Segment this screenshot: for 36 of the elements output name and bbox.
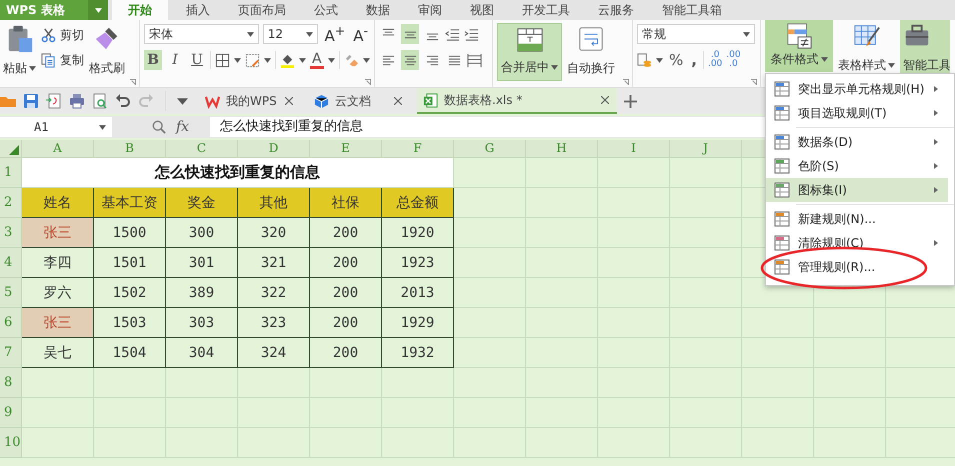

---

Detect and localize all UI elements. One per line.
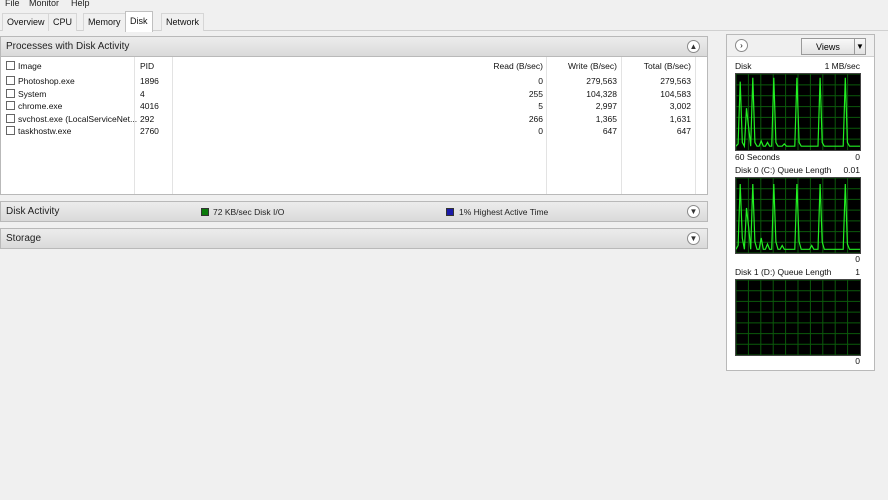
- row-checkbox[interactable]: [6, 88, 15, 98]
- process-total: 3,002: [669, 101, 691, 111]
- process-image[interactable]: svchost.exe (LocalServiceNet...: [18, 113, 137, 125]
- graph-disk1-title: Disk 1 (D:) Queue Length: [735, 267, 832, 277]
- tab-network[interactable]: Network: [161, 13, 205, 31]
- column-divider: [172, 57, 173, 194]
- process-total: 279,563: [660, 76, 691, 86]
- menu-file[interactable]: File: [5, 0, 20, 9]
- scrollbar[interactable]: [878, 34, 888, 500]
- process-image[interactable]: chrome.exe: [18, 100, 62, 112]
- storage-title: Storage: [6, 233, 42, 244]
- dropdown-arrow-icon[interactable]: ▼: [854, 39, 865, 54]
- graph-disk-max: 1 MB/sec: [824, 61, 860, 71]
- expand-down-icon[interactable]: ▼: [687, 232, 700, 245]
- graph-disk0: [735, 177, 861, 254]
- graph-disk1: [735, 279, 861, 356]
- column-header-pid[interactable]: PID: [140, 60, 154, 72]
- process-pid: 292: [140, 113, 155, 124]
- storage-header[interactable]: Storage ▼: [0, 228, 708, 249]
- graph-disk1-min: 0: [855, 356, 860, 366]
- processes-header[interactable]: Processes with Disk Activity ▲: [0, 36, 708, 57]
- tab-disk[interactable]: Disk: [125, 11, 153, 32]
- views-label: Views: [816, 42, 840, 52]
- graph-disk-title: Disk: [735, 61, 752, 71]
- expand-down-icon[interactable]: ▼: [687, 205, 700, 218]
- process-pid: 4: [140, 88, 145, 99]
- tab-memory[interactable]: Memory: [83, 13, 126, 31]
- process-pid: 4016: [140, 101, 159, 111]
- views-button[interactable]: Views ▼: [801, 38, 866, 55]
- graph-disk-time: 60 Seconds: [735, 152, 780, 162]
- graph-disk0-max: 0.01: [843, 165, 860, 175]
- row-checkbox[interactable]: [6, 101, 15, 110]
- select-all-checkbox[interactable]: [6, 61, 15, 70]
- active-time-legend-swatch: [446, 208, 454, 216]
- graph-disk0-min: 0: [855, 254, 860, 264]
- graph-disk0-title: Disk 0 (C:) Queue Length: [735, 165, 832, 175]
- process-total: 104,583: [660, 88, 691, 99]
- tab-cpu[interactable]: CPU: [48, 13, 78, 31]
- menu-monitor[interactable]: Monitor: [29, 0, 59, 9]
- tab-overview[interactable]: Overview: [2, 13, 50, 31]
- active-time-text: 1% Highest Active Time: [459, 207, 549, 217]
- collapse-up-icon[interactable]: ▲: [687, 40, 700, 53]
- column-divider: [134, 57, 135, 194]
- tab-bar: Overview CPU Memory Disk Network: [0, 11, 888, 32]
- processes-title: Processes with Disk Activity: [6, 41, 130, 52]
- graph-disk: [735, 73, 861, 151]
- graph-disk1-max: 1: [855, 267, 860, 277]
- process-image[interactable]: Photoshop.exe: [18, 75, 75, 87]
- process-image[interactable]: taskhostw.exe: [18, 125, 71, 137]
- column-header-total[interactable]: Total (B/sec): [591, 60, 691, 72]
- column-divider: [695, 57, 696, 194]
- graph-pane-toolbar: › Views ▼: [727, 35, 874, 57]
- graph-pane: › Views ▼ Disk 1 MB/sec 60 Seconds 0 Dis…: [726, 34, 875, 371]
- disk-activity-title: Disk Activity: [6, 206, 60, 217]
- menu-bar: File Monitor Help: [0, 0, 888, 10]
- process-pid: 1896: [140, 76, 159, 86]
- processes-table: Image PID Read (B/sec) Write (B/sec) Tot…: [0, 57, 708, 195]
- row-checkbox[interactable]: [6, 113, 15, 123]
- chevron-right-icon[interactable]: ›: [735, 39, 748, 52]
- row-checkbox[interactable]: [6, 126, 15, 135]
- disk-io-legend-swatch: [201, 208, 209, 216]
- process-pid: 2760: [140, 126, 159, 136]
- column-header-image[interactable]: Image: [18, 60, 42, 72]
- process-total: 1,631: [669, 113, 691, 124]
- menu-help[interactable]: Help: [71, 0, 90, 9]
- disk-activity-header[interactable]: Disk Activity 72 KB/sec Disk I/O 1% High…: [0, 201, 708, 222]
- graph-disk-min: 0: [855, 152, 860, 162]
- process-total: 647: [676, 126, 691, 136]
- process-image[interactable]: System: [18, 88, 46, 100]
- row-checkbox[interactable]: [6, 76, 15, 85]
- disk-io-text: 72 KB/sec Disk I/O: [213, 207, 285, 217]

- WORK INSTRUCTIONS
Lay out every line of the rows above between the lines holding "Detect and localize" and "- graph-disk1-min: 0: [855, 356, 860, 366]", inclusive, as a JSON list of strings with one string per line. Leave out blank lines and the pictures.

- TASK OUTPUT
[
  "Detect and localize all UI elements. One per line.",
  "- row-checkbox[interactable]: [6, 88, 15, 98]",
  "- process-total: 3,002: [669, 101, 691, 111]",
  "- process-image[interactable]: svchost.exe (LocalServiceNet...: [18, 113, 137, 125]",
  "- graph-disk1-title: Disk 1 (D:) Queue Length: [735, 267, 832, 277]",
  "- tab-network[interactable]: Network: [161, 13, 205, 31]",
  "- column-divider: [172, 57, 173, 194]",
  "- process-total: 279,563: [660, 76, 691, 86]",
  "- menu-file[interactable]: File: [5, 0, 20, 9]",
  "- scrollbar[interactable]: [878, 34, 888, 500]",
  "- process-image[interactable]: chrome.exe: [18, 100, 62, 112]",
  "- storage-title: Storage: [6, 233, 42, 244]",
  "- dropdown-arrow-icon[interactable]: ▼: [854, 39, 865, 54]",
  "- graph-disk-max: 1 MB/sec: [824, 61, 860, 71]",
  "- expand-down-icon[interactable]: ▼: [687, 232, 700, 245]",
  "- graph-disk0: [735, 177, 861, 254]",
  "- graph-disk1: [735, 279, 861, 356]",
  "- column-header-pid[interactable]: PID: [140, 60, 154, 72]",
  "- process-pid: 292: [140, 113, 155, 124]",
  "- storage-header[interactable]: Storage ▼: [0, 228, 708, 249]",
  "- graph-disk1-min: 0: [855, 356, 860, 366]"
]